Exercise details.
Find each line with the string "การกำหนดระยะห" and copy it.

□ □ □ □

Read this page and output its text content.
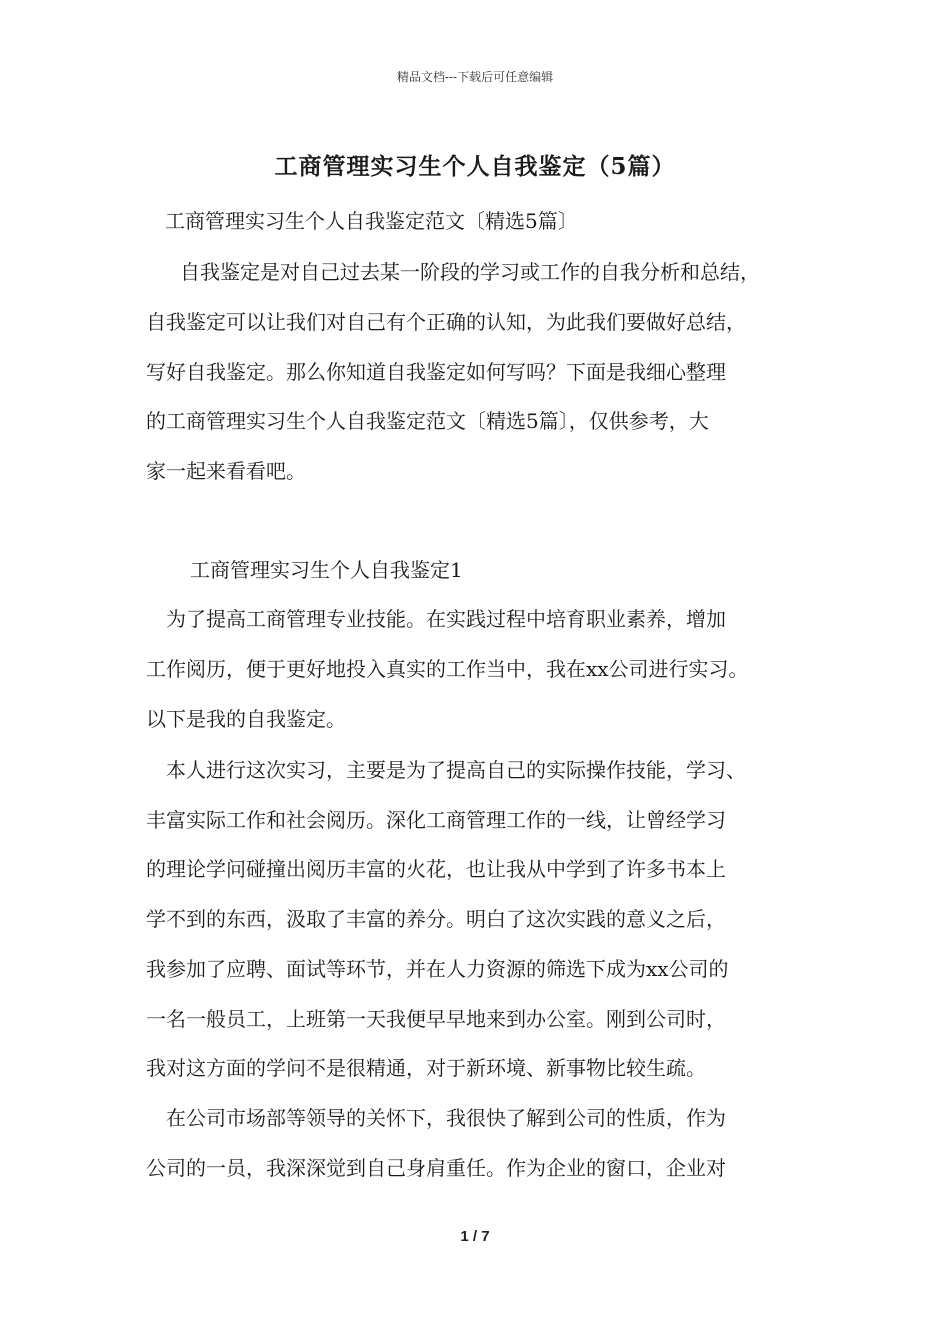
精品文档---下载后可任意编辑
工商管理实习生个人自我鉴定（5篇）
工商管理实习生个人自我鉴定范文〔精选5篇〕
自我鉴定是对自己过去某一阶段的学习或工作的自我分析和总结，
自我鉴定可以让我们对自己有个正确的认知，为此我们要做好总结，
写好自我鉴定。那么你知道自我鉴定如何写吗？下面是我细心整理
的工商管理实习生个人自我鉴定范文〔精选5篇〕，仅供参考，大
家一起来看看吧。
工商管理实习生个人自我鉴定1
为了提高工商管理专业技能。在实践过程中培育职业素养，增加
工作阅历，便于更好地投入真实的工作当中，我在xx公司进行实习。
以下是我的自我鉴定。
本人进行这次实习，主要是为了提高自己的实际操作技能，学习、
丰富实际工作和社会阅历。深化工商管理工作的一线，让曾经学习
的理论学问碰撞出阅历丰富的火花，也让我从中学到了许多书本上
学不到的东西，汲取了丰富的养分。明白了这次实践的意义之后，
我参加了应聘、面试等环节，并在人力资源的筛选下成为xx公司的
一名一般员工，上班第一天我便早早地来到办公室。刚到公司时，
我对这方面的学问不是很精通，对于新环境、新事物比较生疏。
在公司市场部等领导的关怀下，我很快了解到公司的性质，作为
公司的一员，我深深觉到自己身肩重任。作为企业的窗口，企业对
1 / 7
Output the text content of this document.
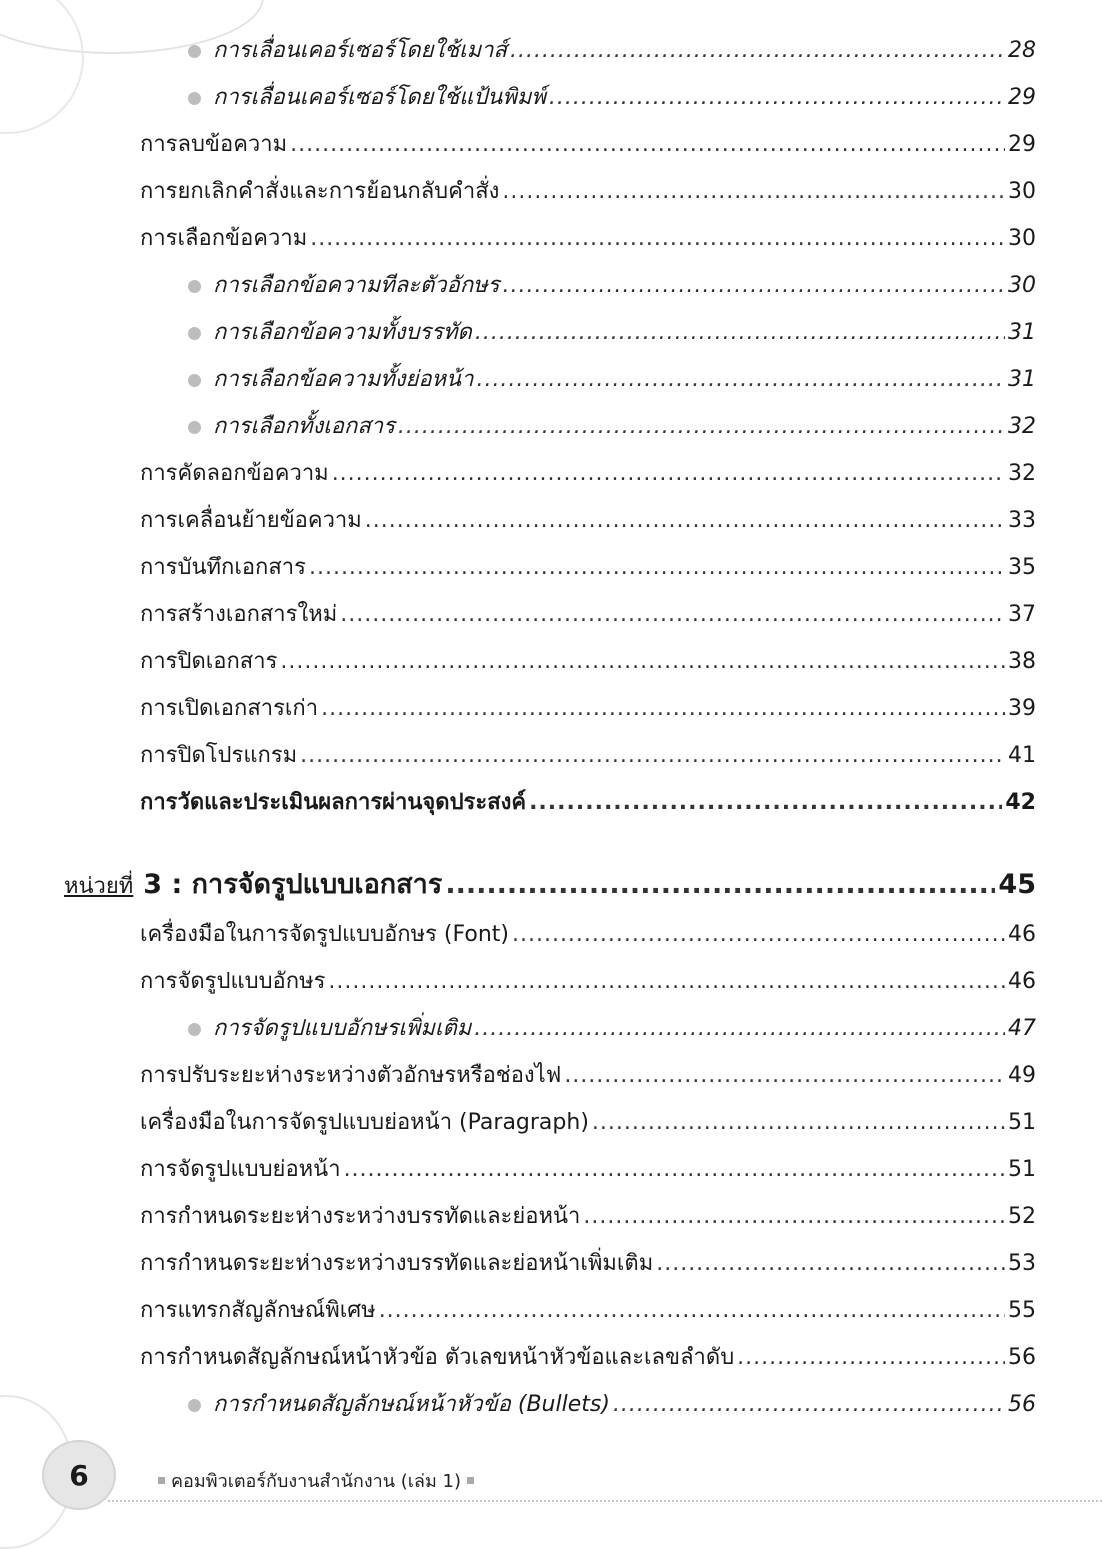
การเลื่อนเคอร์เซอร์โดยใช้เมาส์ .....	28
การเลื่อนเคอร์เซอร์โดยใช้แป้นพิมพ์ .....	29
การลบข้อความ .....	29
การยกเลิกคำสั่งและการย้อนกลับคำสั่ง .....	30
การเลือกข้อความ .....	30
การเลือกข้อความทีละตัวอักษร .....	30
การเลือกข้อความทั้งบรรทัด .....	31
การเลือกข้อความทั้งย่อหน้า .....	31
การเลือกทั้งเอกสาร .....	32
การคัดลอกข้อความ .....	32
การเคลื่อนย้ายข้อความ .....	33
การบันทึกเอกสาร .....	35
การสร้างเอกสารใหม่ .....	37
การปิดเอกสาร .....	38
การเปิดเอกสารเก่า .....	39
การปิดโปรแกรม .....	41
การวัดและประเมินผลการผ่านจุดประสงค์ .....	42
หน่วยที่ 3 : การจัดรูปแบบเอกสาร .....	45
เครื่องมือในการจัดรูปแบบอักษร (Font) .....	46
การจัดรูปแบบอักษร .....	46
การจัดรูปแบบอักษรเพิ่มเติม .....	47
การปรับระยะห่างระหว่างตัวอักษรหรือช่องไฟ .....	49
เครื่องมือในการจัดรูปแบบย่อหน้า (Paragraph) .....	51
การจัดรูปแบบย่อหน้า .....	51
การกำหนดระยะห่างระหว่างบรรทัดและย่อหน้า .....	52
การกำหนดระยะห่างระหว่างบรรทัดและย่อหน้าเพิ่มเติม .....	53
การแทรกสัญลักษณ์พิเศษ .....	55
การกำหนดสัญลักษณ์หน้าหัวข้อ ตัวเลขหน้าหัวข้อและเลขลำดับ .....	56
การกำหนดสัญลักษณ์หน้าหัวข้อ (Bullets) .....	56
6	คอมพิวเตอร์กับงานสำนักงาน (เล่ม 1)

□ □ □ □

Answer to the problem.
การกำหนดระยะห่างระหว่างบรรทัดและย่อหน้า .....	52
การกำหนดระยะห่างระหว่างบรรทัดและย่อหน้าเพิ่มเติม .....	53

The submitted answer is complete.